• _Given task_: Give the entries back exactly, dropping each image.

Structured figure records:
□ □ □ □
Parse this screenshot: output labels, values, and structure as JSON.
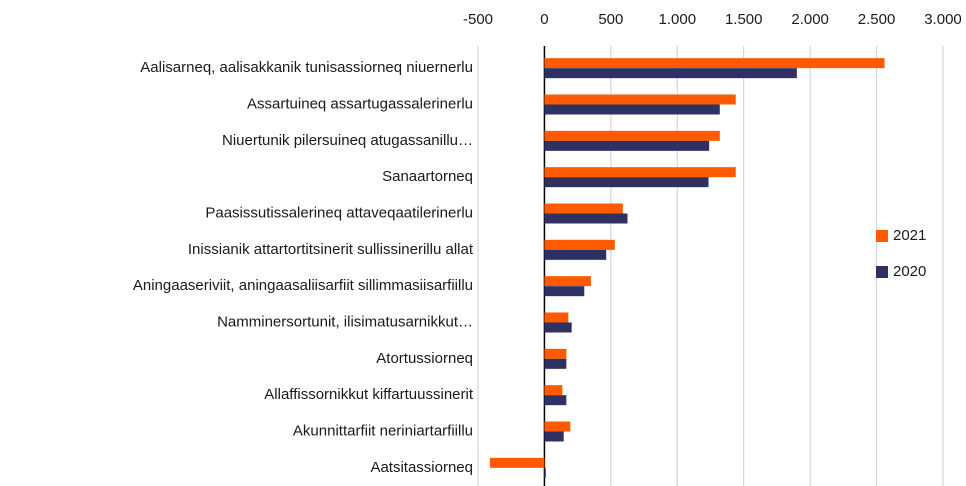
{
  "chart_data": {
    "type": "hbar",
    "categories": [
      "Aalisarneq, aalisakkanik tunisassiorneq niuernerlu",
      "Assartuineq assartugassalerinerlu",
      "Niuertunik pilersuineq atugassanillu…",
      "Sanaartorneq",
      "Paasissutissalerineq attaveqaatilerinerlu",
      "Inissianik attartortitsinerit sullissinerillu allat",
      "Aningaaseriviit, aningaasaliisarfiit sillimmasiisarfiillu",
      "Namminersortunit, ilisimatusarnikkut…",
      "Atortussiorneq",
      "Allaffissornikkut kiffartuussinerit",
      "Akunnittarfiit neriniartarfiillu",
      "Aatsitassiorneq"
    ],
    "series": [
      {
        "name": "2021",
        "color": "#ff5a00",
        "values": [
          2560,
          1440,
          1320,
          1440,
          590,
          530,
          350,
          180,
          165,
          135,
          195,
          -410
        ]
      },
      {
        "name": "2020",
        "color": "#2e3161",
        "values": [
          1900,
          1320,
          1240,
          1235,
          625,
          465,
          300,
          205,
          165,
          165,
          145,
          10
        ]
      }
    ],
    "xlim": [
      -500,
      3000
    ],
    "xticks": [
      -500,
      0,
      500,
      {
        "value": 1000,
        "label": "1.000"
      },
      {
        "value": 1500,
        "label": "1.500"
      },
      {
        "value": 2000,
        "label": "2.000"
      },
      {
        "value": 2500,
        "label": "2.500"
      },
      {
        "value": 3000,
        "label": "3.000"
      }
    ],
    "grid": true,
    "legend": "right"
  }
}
□ □ □ □
• _Answer below_:
Parse this screenshot: output labels, values, and structure as JSON.
{
  "chart_data": {
    "type": "hbar",
    "categories": [
      "Aalisarneq, aalisakkanik tunisassiorneq niuernerlu",
      "Assartuineq assartugassalerinerlu",
      "Niuertunik pilersuineq atugassanillu…",
      "Sanaartorneq",
      "Paasissutissalerineq attaveqaatilerinerlu",
      "Inissianik attartortitsinerit sullissinerillu allat",
      "Aningaaseriviit, aningaasaliisarfiit sillimmasiisarfiillu",
      "Namminersortunit, ilisimatusarnikkut…",
      "Atortussiorneq",
      "Allaffissornikkut kiffartuussinerit",
      "Akunnittarfiit neriniartarfiillu",
      "Aatsitassiorneq"
    ],
    "series": [
      {
        "name": "2021",
        "color": "#ff5a00",
        "values": [
          2560,
          1440,
          1320,
          1440,
          590,
          530,
          350,
          180,
          165,
          135,
          195,
          -410
        ]
      },
      {
        "name": "2020",
        "color": "#2e3161",
        "values": [
          1900,
          1320,
          1240,
          1235,
          625,
          465,
          300,
          205,
          165,
          165,
          145,
          10
        ]
      }
    ],
    "xlim": [
      -500,
      3000
    ],
    "xticks": [
      -500,
      0,
      500,
      {
        "value": 1000,
        "label": "1.000"
      },
      {
        "value": 1500,
        "label": "1.500"
      },
      {
        "value": 2000,
        "label": "2.000"
      },
      {
        "value": 2500,
        "label": "2.500"
      },
      {
        "value": 3000,
        "label": "3.000"
      }
    ],
    "grid": true,
    "legend": "right"
  }
}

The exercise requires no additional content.